━━━ DATA EXCERPTS

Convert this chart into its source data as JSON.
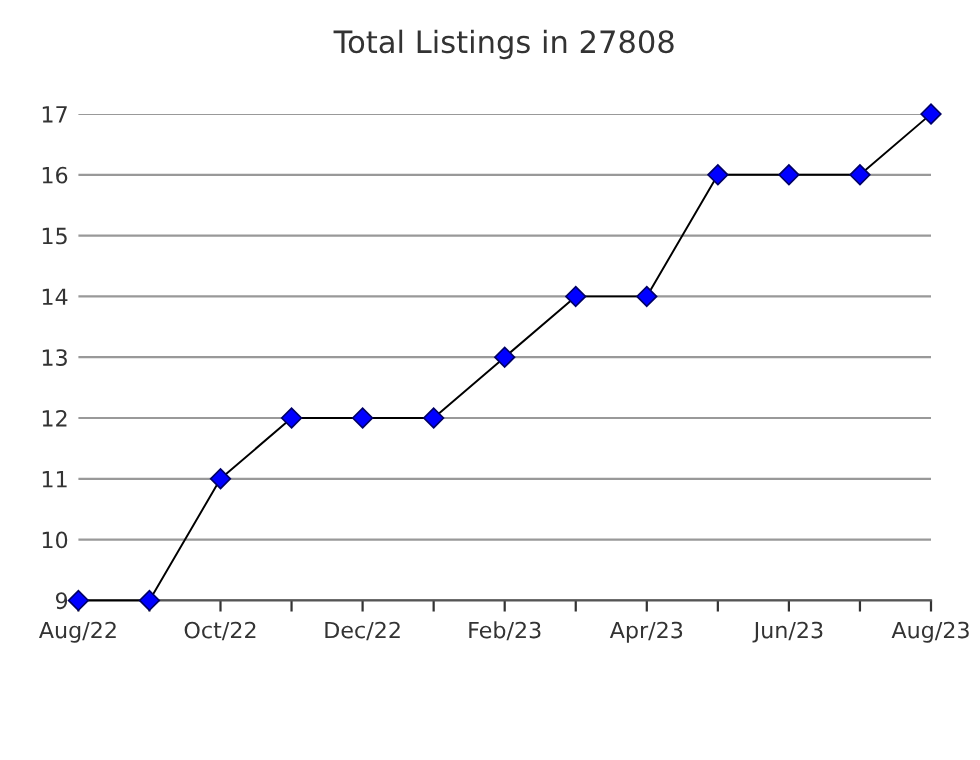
{
  "chart_data": {
    "type": "line",
    "title": "Total Listings in 27808",
    "categories": [
      "Aug/22",
      null,
      "Oct/22",
      null,
      "Dec/22",
      null,
      "Feb/23",
      null,
      "Apr/23",
      null,
      "Jun/23",
      null,
      "Aug/23"
    ],
    "series": [
      {
        "color": "#0000ff",
        "values": [
          9,
          9,
          11,
          12,
          12,
          12,
          13,
          14,
          14,
          16,
          16,
          16,
          17
        ]
      }
    ],
    "ylim": [
      9,
      17
    ],
    "yticks": [
      9,
      10,
      11,
      12,
      13,
      14,
      15,
      16,
      17
    ],
    "grid": "y",
    "marker": "diamond",
    "line_style": "solid"
  }
}
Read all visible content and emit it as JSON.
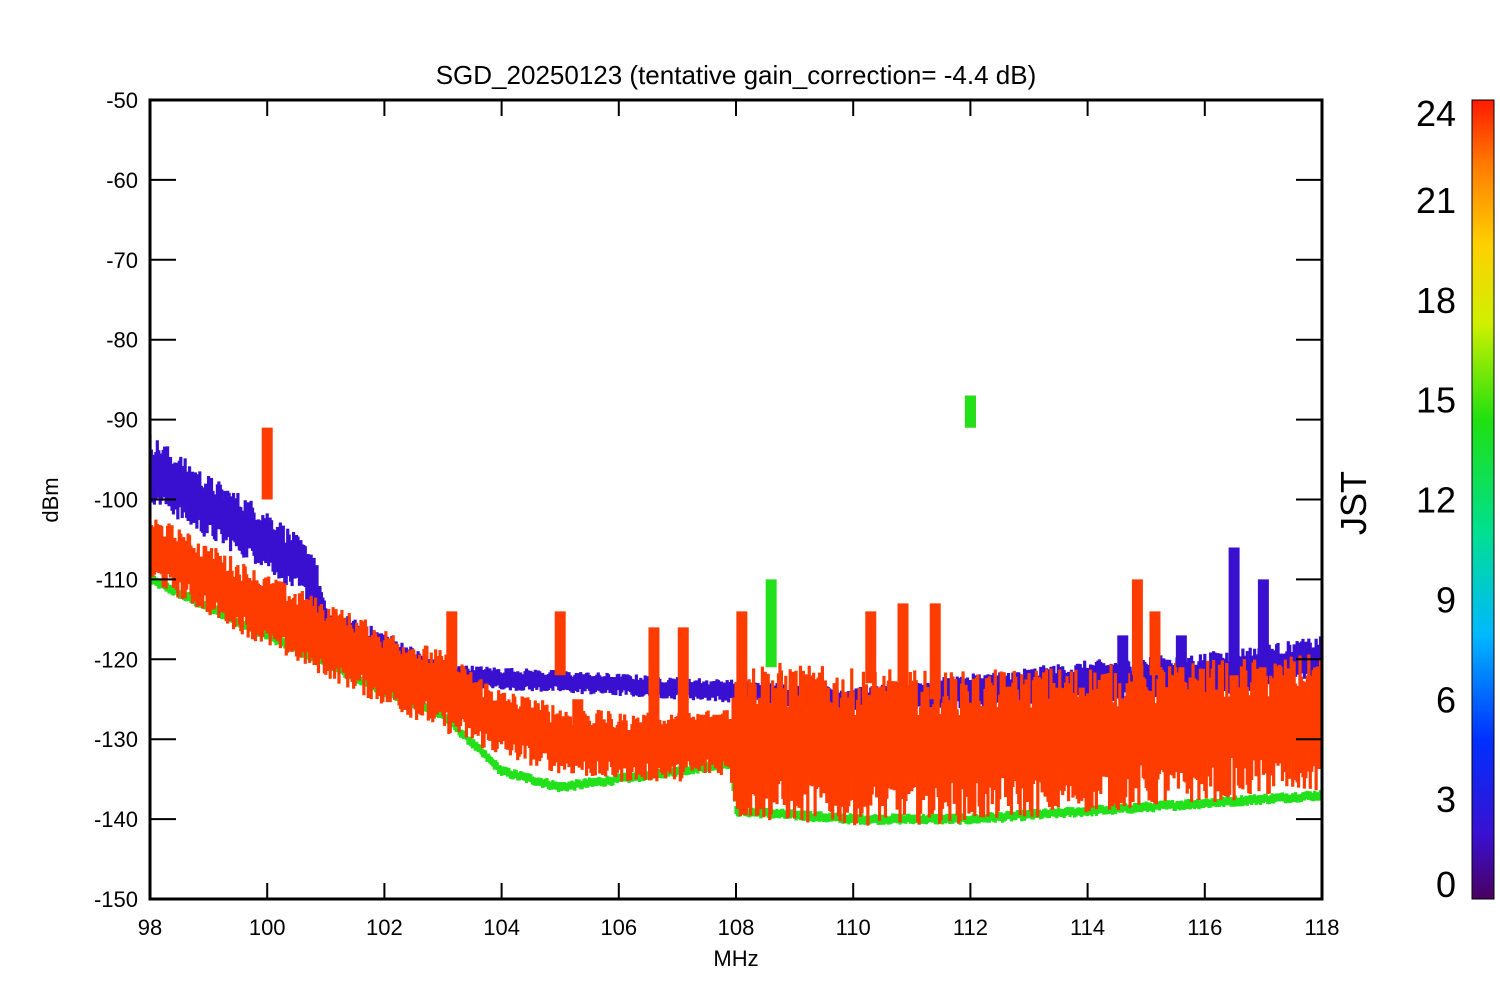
{
  "chart_data": {
    "type": "scatter",
    "title": "SGD_20250123 (tentative gain_correction= -4.4 dB)",
    "xlabel": "MHz",
    "ylabel": "dBm",
    "xlim": [
      98,
      118
    ],
    "ylim": [
      -150,
      -50
    ],
    "xticks": [
      "98",
      "100",
      "102",
      "104",
      "106",
      "108",
      "110",
      "112",
      "114",
      "116",
      "118"
    ],
    "yticks": [
      "-50",
      "-60",
      "-70",
      "-80",
      "-90",
      "-100",
      "-110",
      "-120",
      "-130",
      "-140",
      "-150"
    ],
    "grid": false,
    "colorbar": {
      "label": "JST",
      "range": [
        0,
        24
      ],
      "ticks": [
        "0",
        "3",
        "6",
        "9",
        "12",
        "15",
        "18",
        "21",
        "24"
      ],
      "colormap": "rainbow"
    },
    "series": [
      {
        "color_value": 23,
        "color": "#ff3c00",
        "baseline": [
          [
            98,
            -106
          ],
          [
            100,
            -114
          ],
          [
            102,
            -121
          ],
          [
            103,
            -124
          ],
          [
            104,
            -128
          ],
          [
            105,
            -130
          ],
          [
            106,
            -131
          ],
          [
            107,
            -131
          ],
          [
            107.9,
            -130
          ],
          [
            108,
            -130
          ],
          [
            110,
            -131
          ],
          [
            112,
            -131
          ],
          [
            114,
            -130
          ],
          [
            116,
            -129
          ],
          [
            118,
            -128
          ]
        ],
        "band_width": [
          [
            98,
            6
          ],
          [
            103,
            7
          ],
          [
            104,
            6
          ],
          [
            107.9,
            6
          ],
          [
            108,
            14
          ],
          [
            118,
            12
          ]
        ]
      },
      {
        "color_value": 2,
        "color": "#3a10d0",
        "baseline": [
          [
            98,
            -96
          ],
          [
            99,
            -101
          ],
          [
            100,
            -105
          ],
          [
            100.8,
            -110
          ],
          [
            101,
            -117
          ],
          [
            102,
            -119
          ],
          [
            103,
            -122
          ],
          [
            108,
            -124
          ],
          [
            110,
            -125
          ],
          [
            112,
            -124
          ],
          [
            114,
            -123
          ],
          [
            116,
            -122
          ],
          [
            118,
            -120
          ]
        ],
        "band_width": [
          [
            98,
            6
          ],
          [
            101,
            5
          ],
          [
            103,
            2
          ],
          [
            110,
            2
          ],
          [
            114,
            4
          ],
          [
            118,
            4
          ]
        ]
      },
      {
        "color_value": 14,
        "color": "#22e01a",
        "baseline": [
          [
            98,
            -110
          ],
          [
            100,
            -117
          ],
          [
            102,
            -124
          ],
          [
            103,
            -127
          ],
          [
            104,
            -134
          ],
          [
            105,
            -136
          ],
          [
            106,
            -135
          ],
          [
            107,
            -134
          ],
          [
            107.9,
            -133
          ],
          [
            108,
            -139
          ],
          [
            110,
            -140
          ],
          [
            112,
            -140
          ],
          [
            114,
            -139
          ],
          [
            116,
            -138
          ],
          [
            118,
            -137
          ]
        ],
        "band_width": [
          [
            98,
            1
          ],
          [
            118,
            1
          ]
        ]
      }
    ],
    "spikes": [
      {
        "x": 100,
        "top": -91,
        "bottom": -100,
        "color_value": 23
      },
      {
        "x": 103.15,
        "top": -114,
        "bottom": -124,
        "color_value": 23
      },
      {
        "x": 105,
        "top": -114,
        "bottom": -122,
        "color_value": 23
      },
      {
        "x": 105.3,
        "top": -125,
        "bottom": -131,
        "color_value": 23
      },
      {
        "x": 106.6,
        "top": -116,
        "bottom": -130,
        "color_value": 23
      },
      {
        "x": 107.1,
        "top": -116,
        "bottom": -132,
        "color_value": 23
      },
      {
        "x": 108.1,
        "top": -114,
        "bottom": -129,
        "color_value": 23
      },
      {
        "x": 108.6,
        "top": -110,
        "bottom": -121,
        "color_value": 14
      },
      {
        "x": 110.3,
        "top": -114,
        "bottom": -123,
        "color_value": 23
      },
      {
        "x": 110.85,
        "top": -113,
        "bottom": -125,
        "color_value": 23
      },
      {
        "x": 111.4,
        "top": -113,
        "bottom": -125,
        "color_value": 23
      },
      {
        "x": 112,
        "top": -87,
        "bottom": -91,
        "color_value": 23
      },
      {
        "x": 112,
        "top": -87,
        "bottom": -91,
        "color_value": 14
      },
      {
        "x": 114.85,
        "top": -110,
        "bottom": -122,
        "color_value": 23
      },
      {
        "x": 115.15,
        "top": -114,
        "bottom": -122,
        "color_value": 23
      },
      {
        "x": 116.5,
        "top": -106,
        "bottom": -122,
        "color_value": 2
      },
      {
        "x": 117,
        "top": -110,
        "bottom": -121,
        "color_value": 2
      },
      {
        "x": 115.6,
        "top": -117,
        "bottom": -121,
        "color_value": 2
      },
      {
        "x": 114.6,
        "top": -117,
        "bottom": -123,
        "color_value": 2
      }
    ]
  }
}
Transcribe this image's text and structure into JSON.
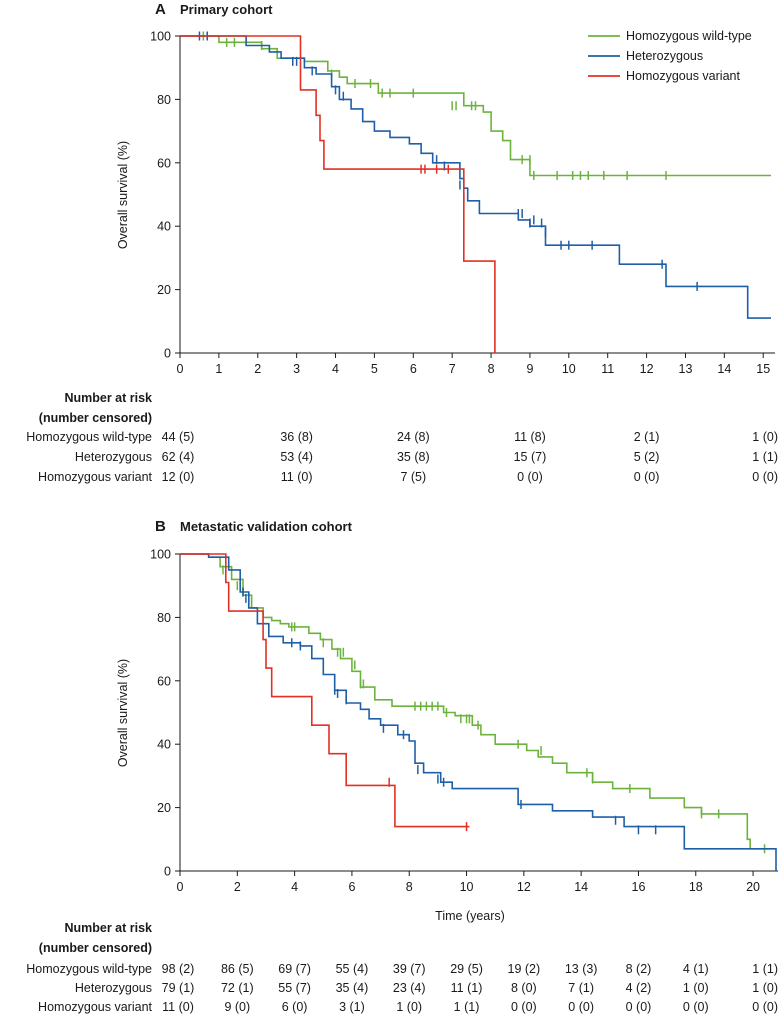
{
  "colors": {
    "Homozygous wild-type": "#6cb33e",
    "Heterozygous": "#1f5fa8",
    "Homozygous variant": "#e23124",
    "axis": "#1a1a1a"
  },
  "chart_data": [
    {
      "type": "line",
      "panel": "A",
      "title": "Primary cohort",
      "xlabel": "",
      "ylabel": "Overall survival (%)",
      "xlim": [
        0,
        15.2
      ],
      "ylim": [
        0,
        100
      ],
      "x_ticks": [
        "0",
        "1",
        "2",
        "3",
        "4",
        "5",
        "6",
        "7",
        "8",
        "9",
        "10",
        "11",
        "12",
        "13",
        "14",
        "15"
      ],
      "y_ticks": [
        "0",
        "20",
        "40",
        "60",
        "80",
        "100"
      ],
      "legend_position": "top-right",
      "series": [
        {
          "name": "Homozygous wild-type",
          "steps": [
            [
              0,
              100
            ],
            [
              0.6,
              100
            ],
            [
              1.0,
              98
            ],
            [
              1.9,
              98
            ],
            [
              2.1,
              96
            ],
            [
              2.5,
              93
            ],
            [
              3.2,
              92
            ],
            [
              3.8,
              89
            ],
            [
              4.1,
              87
            ],
            [
              4.3,
              85
            ],
            [
              5.1,
              82
            ],
            [
              7.3,
              78
            ],
            [
              7.8,
              76
            ],
            [
              8.0,
              70
            ],
            [
              8.3,
              67
            ],
            [
              8.5,
              61
            ],
            [
              9.0,
              56
            ],
            [
              15.2,
              56
            ]
          ],
          "censored": [
            [
              0.6,
              100
            ],
            [
              0.7,
              100
            ],
            [
              1.2,
              98
            ],
            [
              1.4,
              98
            ],
            [
              2.1,
              97
            ],
            [
              3.9,
              88
            ],
            [
              4.5,
              85
            ],
            [
              4.9,
              85
            ],
            [
              5.2,
              82
            ],
            [
              5.4,
              82
            ],
            [
              6.0,
              82
            ],
            [
              7.0,
              78
            ],
            [
              7.1,
              78
            ],
            [
              7.5,
              78
            ],
            [
              7.6,
              78
            ],
            [
              8.8,
              61
            ],
            [
              9.0,
              61
            ],
            [
              9.1,
              56
            ],
            [
              9.7,
              56
            ],
            [
              10.1,
              56
            ],
            [
              10.3,
              56
            ],
            [
              10.5,
              56
            ],
            [
              10.9,
              56
            ],
            [
              11.5,
              56
            ],
            [
              12.5,
              56
            ]
          ]
        },
        {
          "name": "Heterozygous",
          "steps": [
            [
              0,
              100
            ],
            [
              0.6,
              100
            ],
            [
              1.7,
              97
            ],
            [
              2.3,
              95
            ],
            [
              2.6,
              93
            ],
            [
              3.2,
              90
            ],
            [
              3.5,
              88
            ],
            [
              3.9,
              84
            ],
            [
              4.1,
              80
            ],
            [
              4.4,
              77
            ],
            [
              4.7,
              73
            ],
            [
              5.0,
              70
            ],
            [
              5.4,
              68
            ],
            [
              5.9,
              66
            ],
            [
              6.2,
              63
            ],
            [
              6.5,
              60
            ],
            [
              7.2,
              55
            ],
            [
              7.3,
              52
            ],
            [
              7.4,
              48
            ],
            [
              7.7,
              44
            ],
            [
              8.7,
              42
            ],
            [
              9.0,
              40
            ],
            [
              9.4,
              34
            ],
            [
              11.3,
              28
            ],
            [
              12.5,
              21
            ],
            [
              14.6,
              11
            ],
            [
              15.2,
              11
            ]
          ],
          "censored": [
            [
              0.5,
              100
            ],
            [
              0.7,
              100
            ],
            [
              2.9,
              92
            ],
            [
              3.0,
              92
            ],
            [
              3.4,
              89
            ],
            [
              4.0,
              83
            ],
            [
              4.2,
              81
            ],
            [
              6.6,
              61
            ],
            [
              6.8,
              59
            ],
            [
              7.2,
              53
            ],
            [
              7.3,
              49
            ],
            [
              8.7,
              44
            ],
            [
              8.8,
              44
            ],
            [
              9.0,
              41
            ],
            [
              9.1,
              42
            ],
            [
              9.3,
              41
            ],
            [
              9.4,
              38
            ],
            [
              9.8,
              34
            ],
            [
              10.0,
              34
            ],
            [
              10.6,
              34
            ],
            [
              12.4,
              28
            ],
            [
              13.3,
              21
            ]
          ]
        },
        {
          "name": "Homozygous variant",
          "steps": [
            [
              0,
              100
            ],
            [
              2.8,
              100
            ],
            [
              3.1,
              83
            ],
            [
              3.5,
              75
            ],
            [
              3.6,
              67
            ],
            [
              3.7,
              58
            ],
            [
              7.3,
              58
            ],
            [
              7.3,
              29
            ],
            [
              8.1,
              29
            ],
            [
              8.1,
              0
            ]
          ],
          "censored": [
            [
              6.2,
              58
            ],
            [
              6.3,
              58
            ],
            [
              6.6,
              58
            ],
            [
              6.9,
              58
            ]
          ]
        }
      ],
      "risk_table": {
        "header": [
          "Number at risk",
          "(number censored)"
        ],
        "timepoints": [
          0,
          3,
          6,
          9,
          12,
          15
        ],
        "rows": [
          {
            "label": "Homozygous wild-type",
            "values": [
              "44 (5)",
              "36 (8)",
              "24 (8)",
              "11 (8)",
              "2 (1)",
              "1 (0)"
            ]
          },
          {
            "label": "Heterozygous",
            "values": [
              "62 (4)",
              "53 (4)",
              "35 (8)",
              "15 (7)",
              "5 (2)",
              "1 (1)"
            ]
          },
          {
            "label": "Homozygous variant",
            "values": [
              "12 (0)",
              "11 (0)",
              "7 (5)",
              "0 (0)",
              "0 (0)",
              "0 (0)"
            ]
          }
        ]
      }
    },
    {
      "type": "line",
      "panel": "B",
      "title": "Metastatic validation cohort",
      "xlabel": "Time (years)",
      "ylabel": "Overall survival (%)",
      "xlim": [
        0,
        20.8
      ],
      "ylim": [
        0,
        100
      ],
      "x_ticks": [
        "0",
        "2",
        "4",
        "6",
        "8",
        "10",
        "12",
        "14",
        "16",
        "18",
        "20"
      ],
      "y_ticks": [
        "0",
        "20",
        "40",
        "60",
        "80",
        "100"
      ],
      "series": [
        {
          "name": "Homozygous wild-type",
          "steps": [
            [
              0,
              100
            ],
            [
              1.0,
              99
            ],
            [
              1.4,
              96
            ],
            [
              1.8,
              92
            ],
            [
              2.2,
              87
            ],
            [
              2.5,
              83
            ],
            [
              2.9,
              80
            ],
            [
              3.2,
              79
            ],
            [
              3.5,
              78
            ],
            [
              3.8,
              77
            ],
            [
              4.5,
              75
            ],
            [
              4.9,
              73
            ],
            [
              5.3,
              70
            ],
            [
              5.6,
              67
            ],
            [
              6.0,
              63
            ],
            [
              6.3,
              58
            ],
            [
              6.8,
              54
            ],
            [
              7.4,
              52
            ],
            [
              9.2,
              50
            ],
            [
              9.6,
              49
            ],
            [
              10.2,
              46
            ],
            [
              10.5,
              43
            ],
            [
              11.0,
              40
            ],
            [
              12.1,
              38
            ],
            [
              12.5,
              36
            ],
            [
              13.0,
              34
            ],
            [
              13.5,
              31
            ],
            [
              14.4,
              28
            ],
            [
              15.1,
              26
            ],
            [
              16.4,
              23
            ],
            [
              17.6,
              20
            ],
            [
              18.2,
              18
            ],
            [
              19.8,
              10
            ],
            [
              19.9,
              7
            ],
            [
              20.6,
              7
            ]
          ],
          "censored": [
            [
              1.5,
              95
            ],
            [
              2.0,
              90
            ],
            [
              2.2,
              88
            ],
            [
              3.9,
              77
            ],
            [
              4.0,
              77
            ],
            [
              5.0,
              72
            ],
            [
              5.5,
              69
            ],
            [
              5.7,
              69
            ],
            [
              6.1,
              65
            ],
            [
              6.3,
              59
            ],
            [
              6.4,
              59
            ],
            [
              8.2,
              52
            ],
            [
              8.4,
              52
            ],
            [
              8.6,
              52
            ],
            [
              8.8,
              52
            ],
            [
              9.0,
              52
            ],
            [
              9.3,
              50
            ],
            [
              9.8,
              48
            ],
            [
              10.0,
              48
            ],
            [
              10.1,
              48
            ],
            [
              10.4,
              46
            ],
            [
              11.8,
              40
            ],
            [
              12.6,
              38
            ],
            [
              14.2,
              31
            ],
            [
              14.4,
              29
            ],
            [
              15.7,
              26
            ],
            [
              18.2,
              18
            ],
            [
              18.8,
              18
            ],
            [
              20.4,
              7
            ]
          ]
        },
        {
          "name": "Heterozygous",
          "steps": [
            [
              0,
              100
            ],
            [
              1.0,
              99
            ],
            [
              1.7,
              95
            ],
            [
              2.1,
              88
            ],
            [
              2.4,
              83
            ],
            [
              2.7,
              78
            ],
            [
              3.1,
              74
            ],
            [
              3.6,
              72
            ],
            [
              4.2,
              71
            ],
            [
              4.6,
              67
            ],
            [
              5.0,
              62
            ],
            [
              5.4,
              57
            ],
            [
              5.8,
              53
            ],
            [
              6.3,
              51
            ],
            [
              6.6,
              48
            ],
            [
              7.0,
              46
            ],
            [
              7.6,
              43
            ],
            [
              8.0,
              41
            ],
            [
              8.2,
              34
            ],
            [
              8.5,
              31
            ],
            [
              9.1,
              28
            ],
            [
              9.5,
              26
            ],
            [
              11.8,
              21
            ],
            [
              13.0,
              19
            ],
            [
              14.4,
              17
            ],
            [
              15.5,
              14
            ],
            [
              17.6,
              7
            ],
            [
              20.8,
              7
            ],
            [
              20.8,
              0
            ]
          ],
          "censored": [
            [
              2.2,
              88
            ],
            [
              2.3,
              86
            ],
            [
              3.9,
              72
            ],
            [
              4.2,
              71
            ],
            [
              5.4,
              57
            ],
            [
              5.5,
              56
            ],
            [
              5.8,
              54
            ],
            [
              7.1,
              45
            ],
            [
              7.8,
              43
            ],
            [
              8.3,
              32
            ],
            [
              9.0,
              29
            ],
            [
              9.2,
              28
            ],
            [
              11.9,
              21
            ],
            [
              15.2,
              16
            ],
            [
              16.0,
              13
            ],
            [
              16.6,
              13
            ]
          ]
        },
        {
          "name": "Homozygous variant",
          "steps": [
            [
              0,
              100
            ],
            [
              1.5,
              100
            ],
            [
              1.6,
              91
            ],
            [
              1.7,
              82
            ],
            [
              2.9,
              73
            ],
            [
              3.0,
              64
            ],
            [
              3.2,
              55
            ],
            [
              4.6,
              46
            ],
            [
              5.2,
              37
            ],
            [
              5.8,
              27
            ],
            [
              7.3,
              27
            ],
            [
              7.5,
              14
            ],
            [
              10.1,
              14
            ]
          ],
          "censored": [
            [
              7.3,
              28
            ],
            [
              10.0,
              14
            ]
          ]
        }
      ],
      "risk_table": {
        "header": [
          "Number at risk",
          "(number censored)"
        ],
        "timepoints": [
          0,
          2,
          4,
          6,
          8,
          10,
          12,
          14,
          16,
          18,
          20
        ],
        "rows": [
          {
            "label": "Homozygous wild-type",
            "values": [
              "98 (2)",
              "86 (5)",
              "69 (7)",
              "55 (4)",
              "39 (7)",
              "29 (5)",
              "19 (2)",
              "13 (3)",
              "8 (2)",
              "4 (1)",
              "1 (1)"
            ]
          },
          {
            "label": "Heterozygous",
            "values": [
              "79 (1)",
              "72 (1)",
              "55 (7)",
              "35 (4)",
              "23 (4)",
              "11 (1)",
              "8 (0)",
              "7 (1)",
              "4 (2)",
              "1 (0)",
              "1 (0)"
            ]
          },
          {
            "label": "Homozygous variant",
            "values": [
              "11 (0)",
              "9 (0)",
              "6 (0)",
              "3 (1)",
              "1 (0)",
              "1 (1)",
              "0 (0)",
              "0 (0)",
              "0 (0)",
              "0 (0)",
              "0 (0)"
            ]
          }
        ]
      }
    }
  ]
}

━━━━━━

SET EXERCISE: Check the data for the word "title" and pull out the lines that have it.

TASK OUTPUT:
    "title": "Total Listings in 27808",
    "title": "SGD_20250123 (tentative gain_correction= -4.4 dB)",
      "title": "Primary cohort",
      "title": "Metastatic validation cohort",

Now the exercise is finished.